# Source records
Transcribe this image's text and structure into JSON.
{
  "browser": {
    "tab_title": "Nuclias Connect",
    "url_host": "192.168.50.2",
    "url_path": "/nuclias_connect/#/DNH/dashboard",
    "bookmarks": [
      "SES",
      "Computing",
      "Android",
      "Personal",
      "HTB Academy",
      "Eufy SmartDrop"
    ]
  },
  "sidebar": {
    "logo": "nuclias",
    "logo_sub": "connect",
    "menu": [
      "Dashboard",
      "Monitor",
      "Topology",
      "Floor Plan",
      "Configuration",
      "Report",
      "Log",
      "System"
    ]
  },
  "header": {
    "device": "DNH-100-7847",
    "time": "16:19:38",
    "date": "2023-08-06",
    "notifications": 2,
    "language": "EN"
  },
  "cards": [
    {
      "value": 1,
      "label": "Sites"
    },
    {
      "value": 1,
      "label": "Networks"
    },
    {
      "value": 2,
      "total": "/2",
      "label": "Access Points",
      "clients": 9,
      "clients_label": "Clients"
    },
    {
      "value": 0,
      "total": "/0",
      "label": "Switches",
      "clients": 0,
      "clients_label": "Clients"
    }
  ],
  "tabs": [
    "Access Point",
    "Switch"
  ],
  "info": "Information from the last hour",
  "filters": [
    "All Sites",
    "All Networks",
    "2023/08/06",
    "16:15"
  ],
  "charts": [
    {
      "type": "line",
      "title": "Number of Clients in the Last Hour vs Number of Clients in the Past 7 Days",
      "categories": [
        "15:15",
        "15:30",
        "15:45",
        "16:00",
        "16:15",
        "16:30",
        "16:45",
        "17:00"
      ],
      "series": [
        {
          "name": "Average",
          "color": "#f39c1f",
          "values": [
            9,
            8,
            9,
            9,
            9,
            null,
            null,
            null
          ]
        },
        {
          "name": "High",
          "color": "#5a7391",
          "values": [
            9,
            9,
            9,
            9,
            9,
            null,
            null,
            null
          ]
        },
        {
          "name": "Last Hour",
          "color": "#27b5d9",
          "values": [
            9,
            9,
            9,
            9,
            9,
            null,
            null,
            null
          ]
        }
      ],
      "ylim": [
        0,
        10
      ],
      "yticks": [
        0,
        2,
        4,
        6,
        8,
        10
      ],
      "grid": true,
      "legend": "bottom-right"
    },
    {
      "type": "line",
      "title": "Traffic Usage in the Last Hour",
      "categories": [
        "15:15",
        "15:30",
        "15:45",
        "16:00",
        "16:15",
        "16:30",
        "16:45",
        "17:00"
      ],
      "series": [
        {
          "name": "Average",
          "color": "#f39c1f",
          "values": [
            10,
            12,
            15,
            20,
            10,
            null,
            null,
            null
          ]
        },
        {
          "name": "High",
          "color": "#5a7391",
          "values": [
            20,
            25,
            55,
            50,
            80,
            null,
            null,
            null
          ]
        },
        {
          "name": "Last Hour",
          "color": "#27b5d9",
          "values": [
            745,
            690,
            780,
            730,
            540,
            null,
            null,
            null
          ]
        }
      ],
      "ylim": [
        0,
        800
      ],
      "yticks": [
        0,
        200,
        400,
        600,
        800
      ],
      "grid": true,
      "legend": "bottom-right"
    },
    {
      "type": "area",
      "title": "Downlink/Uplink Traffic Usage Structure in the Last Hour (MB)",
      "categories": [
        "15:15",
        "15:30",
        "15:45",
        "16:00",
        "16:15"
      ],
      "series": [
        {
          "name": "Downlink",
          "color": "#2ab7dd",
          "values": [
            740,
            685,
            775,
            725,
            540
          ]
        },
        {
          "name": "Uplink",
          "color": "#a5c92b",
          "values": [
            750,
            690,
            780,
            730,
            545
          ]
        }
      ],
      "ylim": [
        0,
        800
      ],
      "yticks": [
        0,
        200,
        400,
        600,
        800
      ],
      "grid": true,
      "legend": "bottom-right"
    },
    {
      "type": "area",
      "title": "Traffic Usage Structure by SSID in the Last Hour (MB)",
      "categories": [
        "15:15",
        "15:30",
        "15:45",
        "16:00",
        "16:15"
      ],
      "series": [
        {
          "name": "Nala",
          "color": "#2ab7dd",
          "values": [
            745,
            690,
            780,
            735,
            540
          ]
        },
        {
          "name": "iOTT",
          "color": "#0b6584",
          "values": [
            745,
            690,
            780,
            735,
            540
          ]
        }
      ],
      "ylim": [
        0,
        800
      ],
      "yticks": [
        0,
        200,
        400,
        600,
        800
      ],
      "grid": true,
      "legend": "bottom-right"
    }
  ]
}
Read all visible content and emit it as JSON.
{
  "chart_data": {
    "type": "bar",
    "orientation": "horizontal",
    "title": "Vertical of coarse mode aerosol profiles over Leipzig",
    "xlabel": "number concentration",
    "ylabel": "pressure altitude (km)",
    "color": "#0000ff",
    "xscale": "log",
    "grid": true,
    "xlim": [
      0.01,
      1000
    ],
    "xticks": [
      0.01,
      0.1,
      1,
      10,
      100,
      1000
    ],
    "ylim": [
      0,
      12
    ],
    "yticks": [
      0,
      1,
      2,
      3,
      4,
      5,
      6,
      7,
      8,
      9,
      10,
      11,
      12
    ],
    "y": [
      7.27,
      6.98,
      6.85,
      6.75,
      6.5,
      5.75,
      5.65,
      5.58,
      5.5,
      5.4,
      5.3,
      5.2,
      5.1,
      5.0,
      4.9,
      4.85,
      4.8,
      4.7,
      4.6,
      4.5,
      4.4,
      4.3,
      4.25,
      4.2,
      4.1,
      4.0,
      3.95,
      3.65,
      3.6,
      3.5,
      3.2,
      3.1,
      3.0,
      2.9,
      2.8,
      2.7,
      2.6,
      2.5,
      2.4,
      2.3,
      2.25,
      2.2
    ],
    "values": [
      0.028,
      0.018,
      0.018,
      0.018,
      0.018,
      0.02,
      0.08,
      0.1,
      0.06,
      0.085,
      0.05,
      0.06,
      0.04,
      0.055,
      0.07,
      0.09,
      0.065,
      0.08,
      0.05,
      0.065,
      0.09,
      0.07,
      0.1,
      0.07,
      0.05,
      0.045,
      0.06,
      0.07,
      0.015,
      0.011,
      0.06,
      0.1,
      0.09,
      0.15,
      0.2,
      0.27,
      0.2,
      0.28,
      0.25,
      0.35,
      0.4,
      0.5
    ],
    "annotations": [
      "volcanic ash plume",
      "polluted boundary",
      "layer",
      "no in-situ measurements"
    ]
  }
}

# Given task
Beginning at the line that contains "Read all visible content and emit it as JSON.", retype each line of the listing up to and including the last one, exactly as it stands, and nothing else.

# Task answer
Read all visible content and emit it as JSON.
{
  "chart_data": {
    "type": "bar",
    "orientation": "horizontal",
    "title": "Vertical of coarse mode aerosol profiles over Leipzig",
    "xlabel": "number concentration",
    "ylabel": "pressure altitude (km)",
    "color": "#0000ff",
    "xscale": "log",
    "grid": true,
    "xlim": [
      0.01,
      1000
    ],
    "xticks": [
      0.01,
      0.1,
      1,
      10,
      100,
      1000
    ],
    "ylim": [
      0,
      12
    ],
    "yticks": [
      0,
      1,
      2,
      3,
      4,
      5,
      6,
      7,
      8,
      9,
      10,
      11,
      12
    ],
    "y": [
      7.27,
      6.98,
      6.85,
      6.75,
      6.5,
      5.75,
      5.65,
      5.58,
      5.5,
      5.4,
      5.3,
      5.2,
      5.1,
      5.0,
      4.9,
      4.85,
      4.8,
      4.7,
      4.6,
      4.5,
      4.4,
      4.3,
      4.25,
      4.2,
      4.1,
      4.0,
      3.95,
      3.65,
      3.6,
      3.5,
      3.2,
      3.1,
      3.0,
      2.9,
      2.8,
      2.7,
      2.6,
      2.5,
      2.4,
      2.3,
      2.25,
      2.2
    ],
    "values": [
      0.028,
      0.018,
      0.018,
      0.018,
      0.018,
      0.02,
      0.08,
      0.1,
      0.06,
      0.085,
      0.05,
      0.06,
      0.04,
      0.055,
      0.07,
      0.09,
      0.065,
      0.08,
      0.05,
      0.065,
      0.09,
      0.07,
      0.1,
      0.07,
      0.05,
      0.045,
      0.06,
      0.07,
      0.015,
      0.011,
      0.06,
      0.1,
      0.09,
      0.15,
      0.2,
      0.27,
      0.2,
      0.28,
      0.25,
      0.35,
      0.4,
      0.5
    ],
    "annotations": [
      "volcanic ash plume",
      "polluted boundary",
      "layer",
      "no in-situ measurements"
    ]
  }
}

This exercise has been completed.